===== DATASET ENTRIES

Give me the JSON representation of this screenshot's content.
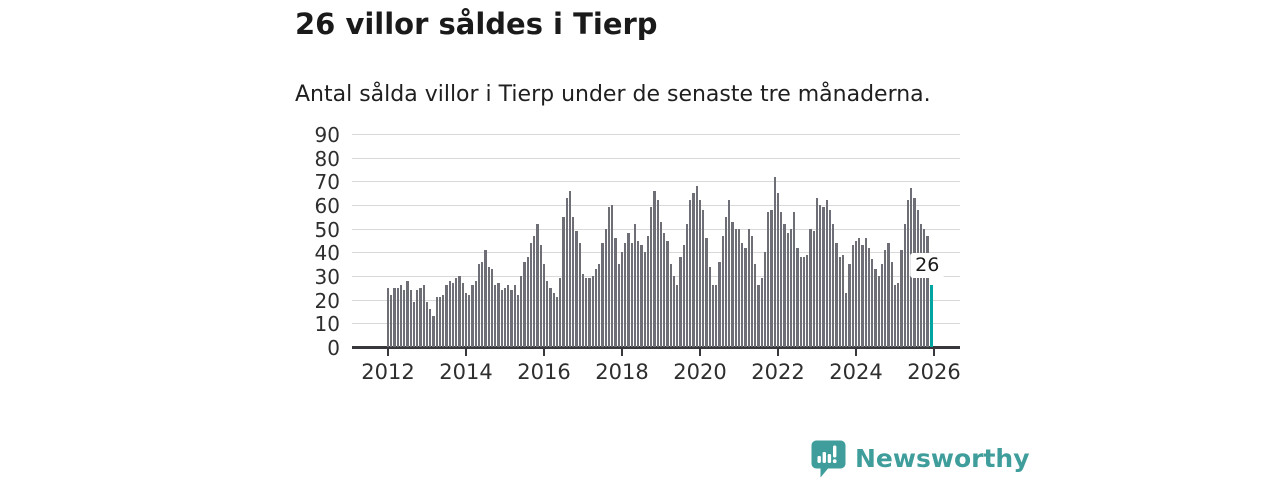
{
  "header": {
    "title": "26 villor såldes i Tierp",
    "subtitle": "Antal sålda villor i Tierp under de senaste tre månaderna."
  },
  "chart_data": {
    "type": "bar",
    "title": "26 villor såldes i Tierp",
    "subtitle": "Antal sålda villor i Tierp under de senaste tre månaderna.",
    "x_start": "2012-01",
    "x_interval": "month",
    "x_tick_labels": [
      "2012",
      "2014",
      "2016",
      "2018",
      "2020",
      "2022",
      "2024",
      "2026"
    ],
    "y_ticks": [
      0,
      10,
      20,
      30,
      40,
      50,
      60,
      70,
      80,
      90
    ],
    "ylim": [
      0,
      90
    ],
    "grid": true,
    "bar_color": "#6e6e76",
    "highlight_color": "#00a5a2",
    "annotation": "26",
    "highlight_index": 167,
    "highlight_value": 26,
    "values": [
      25,
      22,
      25,
      25,
      26,
      24,
      28,
      24,
      19,
      24,
      25,
      26,
      19,
      16,
      13,
      21,
      21,
      22,
      26,
      28,
      27,
      29,
      30,
      27,
      23,
      22,
      26,
      28,
      35,
      36,
      41,
      34,
      33,
      26,
      27,
      24,
      25,
      26,
      24,
      26,
      22,
      30,
      36,
      38,
      44,
      47,
      52,
      43,
      35,
      28,
      25,
      23,
      21,
      29,
      55,
      63,
      66,
      55,
      49,
      44,
      31,
      29,
      29,
      30,
      33,
      35,
      44,
      50,
      59,
      60,
      46,
      35,
      40,
      44,
      48,
      44,
      52,
      45,
      43,
      40,
      47,
      59,
      66,
      62,
      53,
      48,
      45,
      35,
      30,
      26,
      38,
      43,
      52,
      62,
      65,
      68,
      62,
      58,
      46,
      34,
      26,
      26,
      36,
      47,
      55,
      62,
      53,
      50,
      50,
      44,
      42,
      50,
      47,
      35,
      26,
      29,
      40,
      57,
      58,
      72,
      65,
      57,
      52,
      48,
      50,
      57,
      42,
      38,
      38,
      39,
      50,
      49,
      63,
      60,
      59,
      62,
      58,
      52,
      44,
      38,
      39,
      23,
      35,
      43,
      45,
      46,
      43,
      46,
      42,
      37,
      33,
      30,
      35,
      41,
      44,
      36,
      26,
      27,
      41,
      52,
      62,
      67,
      63,
      58,
      52,
      50,
      47,
      26
    ]
  },
  "footer": {
    "brand": "Newsworthy",
    "brand_color": "#3f9e9b",
    "logo_icon": "bar-chart-speech-bubble-icon"
  }
}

==========

= GIVEN PROBLEM =
Gather each line from the listing above that holds "senaste".

= SOLVED EXERCISE =
    "subtitle": "Antal sålda villor i Tierp under de senaste tre månaderna."
    "subtitle": "Antal sålda villor i Tierp under de senaste tre månaderna.",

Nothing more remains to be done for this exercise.